• [GOAL] Count every line of the material that holds the string "затем". Respond with the total only.

• [Collected data]

======

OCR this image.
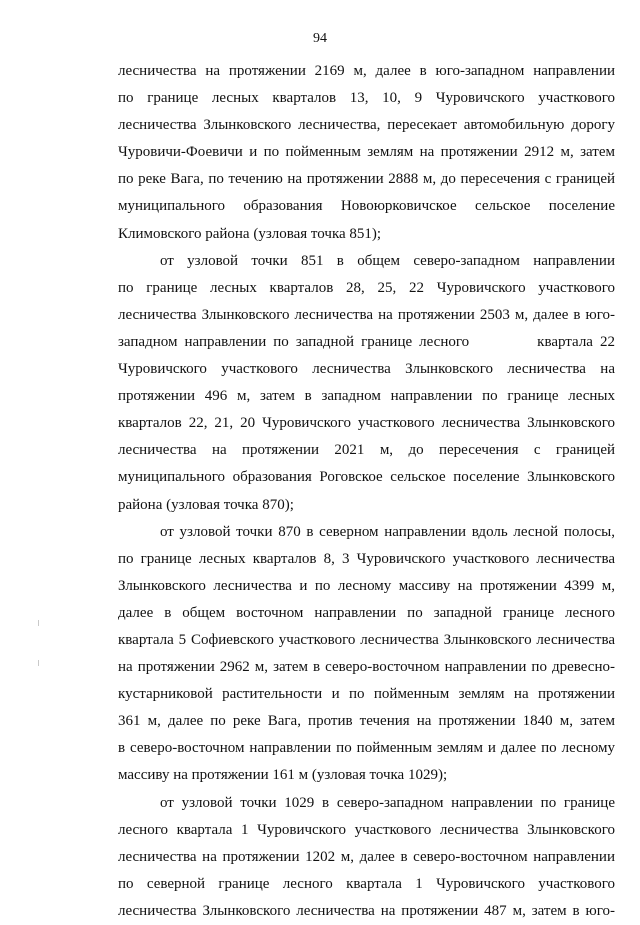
94
лесничества на протяжении 2169 м, далее в юго-западном направлении
по границе лесных кварталов 13, 10, 9 Чуровичского участкового
лесничества Злынковского лесничества, пересекает автомобильную дорогу
Чуровичи-Фоевичи и по пойменным землям на протяжении 2912 м, затем
по реке Вага, по течению на протяжении 2888 м, до пересечения с границей
муниципального образования Новоюрковичское сельское поселение
Климовского района (узловая точка 851);
от узловой точки 851 в общем северо-западном направлении
по границе лесных кварталов 28, 25, 22 Чуровичского участкового
лесничества Злынковского лесничества на протяжении 2503 м, далее в юго-
западном направлении по западной границе лесного	квартала 22
Чуровичского участкового лесничества Злынковского лесничества на
протяжении 496 м, затем в западном направлении по границе лесных
кварталов 22, 21, 20 Чуровичского участкового лесничества Злынковского
лесничества на протяжении 2021 м, до пересечения с границей
муниципального образования Роговское сельское поселение Злынковского
района (узловая точка 870);
от узловой точки 870 в северном направлении вдоль лесной полосы,
по границе лесных кварталов 8, 3 Чуровичского участкового лесничества
Злынковского лесничества и по лесному массиву на протяжении 4399 м,
далее в общем восточном направлении по западной границе лесного
квартала 5 Софиевского участкового лесничества Злынковского лесничества
на протяжении 2962 м, затем в северо-восточном направлении по древесно-
кустарниковой растительности и по пойменным землям на протяжении
361 м, далее по реке Вага, против течения на протяжении 1840 м, затем
в северо-восточном направлении по пойменным землям и далее по лесному
массиву на протяжении 161 м (узловая точка 1029);
от узловой точки 1029 в северо-западном направлении по границе
лесного квартала 1 Чуровичского участкового лесничества Злынковского
лесничества на протяжении 1202 м, далее в северо-восточном направлении
по северной границе лесного квартала 1 Чуровичского участкового
лесничества Злынковского лесничества на протяжении 487 м, затем в юго-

======

• [OUTPUT BELOW] 5